═════ RECORDS

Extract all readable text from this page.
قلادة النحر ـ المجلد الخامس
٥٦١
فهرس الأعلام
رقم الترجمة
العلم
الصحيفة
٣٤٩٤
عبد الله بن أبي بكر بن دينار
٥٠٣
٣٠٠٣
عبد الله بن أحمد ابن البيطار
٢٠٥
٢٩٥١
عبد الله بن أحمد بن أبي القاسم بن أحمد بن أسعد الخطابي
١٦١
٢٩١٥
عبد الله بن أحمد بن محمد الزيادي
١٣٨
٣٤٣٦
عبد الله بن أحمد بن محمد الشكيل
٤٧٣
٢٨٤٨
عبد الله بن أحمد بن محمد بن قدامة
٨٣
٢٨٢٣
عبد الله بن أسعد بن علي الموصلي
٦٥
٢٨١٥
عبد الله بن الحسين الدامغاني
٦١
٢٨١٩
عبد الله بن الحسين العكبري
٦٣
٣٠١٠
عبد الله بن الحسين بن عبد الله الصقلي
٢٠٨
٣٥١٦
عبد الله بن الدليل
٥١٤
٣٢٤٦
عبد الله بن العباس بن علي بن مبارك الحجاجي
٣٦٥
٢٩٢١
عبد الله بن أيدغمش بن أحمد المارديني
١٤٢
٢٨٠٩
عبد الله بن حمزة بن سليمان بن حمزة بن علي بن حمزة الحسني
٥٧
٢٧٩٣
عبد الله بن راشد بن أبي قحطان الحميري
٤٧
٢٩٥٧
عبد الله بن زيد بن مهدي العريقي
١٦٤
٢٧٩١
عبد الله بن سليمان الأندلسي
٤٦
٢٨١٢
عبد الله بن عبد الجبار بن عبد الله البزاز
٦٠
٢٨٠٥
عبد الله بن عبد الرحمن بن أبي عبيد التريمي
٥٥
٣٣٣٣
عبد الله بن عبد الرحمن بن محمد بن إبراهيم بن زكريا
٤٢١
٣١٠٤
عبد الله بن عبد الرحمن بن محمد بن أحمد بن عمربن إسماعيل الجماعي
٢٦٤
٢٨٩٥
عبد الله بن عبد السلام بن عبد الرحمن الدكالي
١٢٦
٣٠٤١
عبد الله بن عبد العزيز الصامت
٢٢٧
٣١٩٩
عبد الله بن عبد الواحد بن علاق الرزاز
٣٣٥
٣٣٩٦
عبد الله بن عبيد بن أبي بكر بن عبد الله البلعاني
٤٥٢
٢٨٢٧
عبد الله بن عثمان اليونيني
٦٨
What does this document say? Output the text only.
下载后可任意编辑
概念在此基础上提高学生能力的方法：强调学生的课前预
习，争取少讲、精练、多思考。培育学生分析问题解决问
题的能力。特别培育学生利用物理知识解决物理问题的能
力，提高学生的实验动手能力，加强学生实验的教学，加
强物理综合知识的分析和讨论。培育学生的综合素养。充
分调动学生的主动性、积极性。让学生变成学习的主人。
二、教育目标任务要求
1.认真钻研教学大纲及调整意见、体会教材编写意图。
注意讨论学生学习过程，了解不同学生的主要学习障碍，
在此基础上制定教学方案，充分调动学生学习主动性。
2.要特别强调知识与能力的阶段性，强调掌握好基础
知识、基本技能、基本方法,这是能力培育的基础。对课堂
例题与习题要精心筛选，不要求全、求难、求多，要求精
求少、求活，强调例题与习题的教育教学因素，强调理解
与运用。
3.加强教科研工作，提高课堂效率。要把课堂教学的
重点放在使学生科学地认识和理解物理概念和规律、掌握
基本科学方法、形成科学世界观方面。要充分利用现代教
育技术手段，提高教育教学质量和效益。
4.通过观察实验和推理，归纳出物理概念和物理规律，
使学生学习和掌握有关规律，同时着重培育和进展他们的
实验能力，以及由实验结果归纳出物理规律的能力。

══════════

→ PROBLEM TO WORK ON
Your task is to quote the listing above word for word.

→ SOLUTION TO THE PROBLEM
Extract all readable text from this page.
قلادة النحر ـ المجلد الخامس
٥٦١
فهرس الأعلام
رقم الترجمة
العلم
الصحيفة
٣٤٩٤
عبد الله بن أبي بكر بن دينار
٥٠٣
٣٠٠٣
عبد الله بن أحمد ابن البيطار
٢٠٥
٢٩٥١
عبد الله بن أحمد بن أبي القاسم بن أحمد بن أسعد الخطابي
١٦١
٢٩١٥
عبد الله بن أحمد بن محمد الزيادي
١٣٨
٣٤٣٦
عبد الله بن أحمد بن محمد الشكيل
٤٧٣
٢٨٤٨
عبد الله بن أحمد بن محمد بن قدامة
٨٣
٢٨٢٣
عبد الله بن أسعد بن علي الموصلي
٦٥
٢٨١٥
عبد الله بن الحسين الدامغاني
٦١
٢٨١٩
عبد الله بن الحسين العكبري
٦٣
٣٠١٠
عبد الله بن الحسين بن عبد الله الصقلي
٢٠٨
٣٥١٦
عبد الله بن الدليل
٥١٤
٣٢٤٦
عبد الله بن العباس بن علي بن مبارك الحجاجي
٣٦٥
٢٩٢١
عبد الله بن أيدغمش بن أحمد المارديني
١٤٢
٢٨٠٩
عبد الله بن حمزة بن سليمان بن حمزة بن علي بن حمزة الحسني
٥٧
٢٧٩٣
عبد الله بن راشد بن أبي قحطان الحميري
٤٧
٢٩٥٧
عبد الله بن زيد بن مهدي العريقي
١٦٤
٢٧٩١
عبد الله بن سليمان الأندلسي
٤٦
٢٨١٢
عبد الله بن عبد الجبار بن عبد الله البزاز
٦٠
٢٨٠٥
عبد الله بن عبد الرحمن بن أبي عبيد التريمي
٥٥
٣٣٣٣
عبد الله بن عبد الرحمن بن محمد بن إبراهيم بن زكريا
٤٢١
٣١٠٤
عبد الله بن عبد الرحمن بن محمد بن أحمد بن عمربن إسماعيل الجماعي
٢٦٤
٢٨٩٥
عبد الله بن عبد السلام بن عبد الرحمن الدكالي
١٢٦
٣٠٤١
عبد الله بن عبد العزيز الصامت
٢٢٧
٣١٩٩
عبد الله بن عبد الواحد بن علاق الرزاز
٣٣٥
٣٣٩٦
عبد الله بن عبيد بن أبي بكر بن عبد الله البلعاني
٤٥٢
٢٨٢٧
عبد الله بن عثمان اليونيني
٦٨
What does this document say? Output the text only.
下载后可任意编辑
概念在此基础上提高学生能力的方法：强调学生的课前预
习，争取少讲、精练、多思考。培育学生分析问题解决问
题的能力。特别培育学生利用物理知识解决物理问题的能
力，提高学生的实验动手能力，加强学生实验的教学，加
强物理综合知识的分析和讨论。培育学生的综合素养。充
分调动学生的主动性、积极性。让学生变成学习的主人。
二、教育目标任务要求
1.认真钻研教学大纲及调整意见、体会教材编写意图。
注意讨论学生学习过程，了解不同学生的主要学习障碍，
在此基础上制定教学方案，充分调动学生学习主动性。
2.要特别强调知识与能力的阶段性，强调掌握好基础
知识、基本技能、基本方法,这是能力培育的基础。对课堂
例题与习题要精心筛选，不要求全、求难、求多，要求精
求少、求活，强调例题与习题的教育教学因素，强调理解
与运用。
3.加强教科研工作，提高课堂效率。要把课堂教学的
重点放在使学生科学地认识和理解物理概念和规律、掌握
基本科学方法、形成科学世界观方面。要充分利用现代教
育技术手段，提高教育教学质量和效益。
4.通过观察实验和推理，归纳出物理概念和物理规律，
使学生学习和掌握有关规律，同时着重培育和进展他们的
实验能力，以及由实验结果归纳出物理规律的能力。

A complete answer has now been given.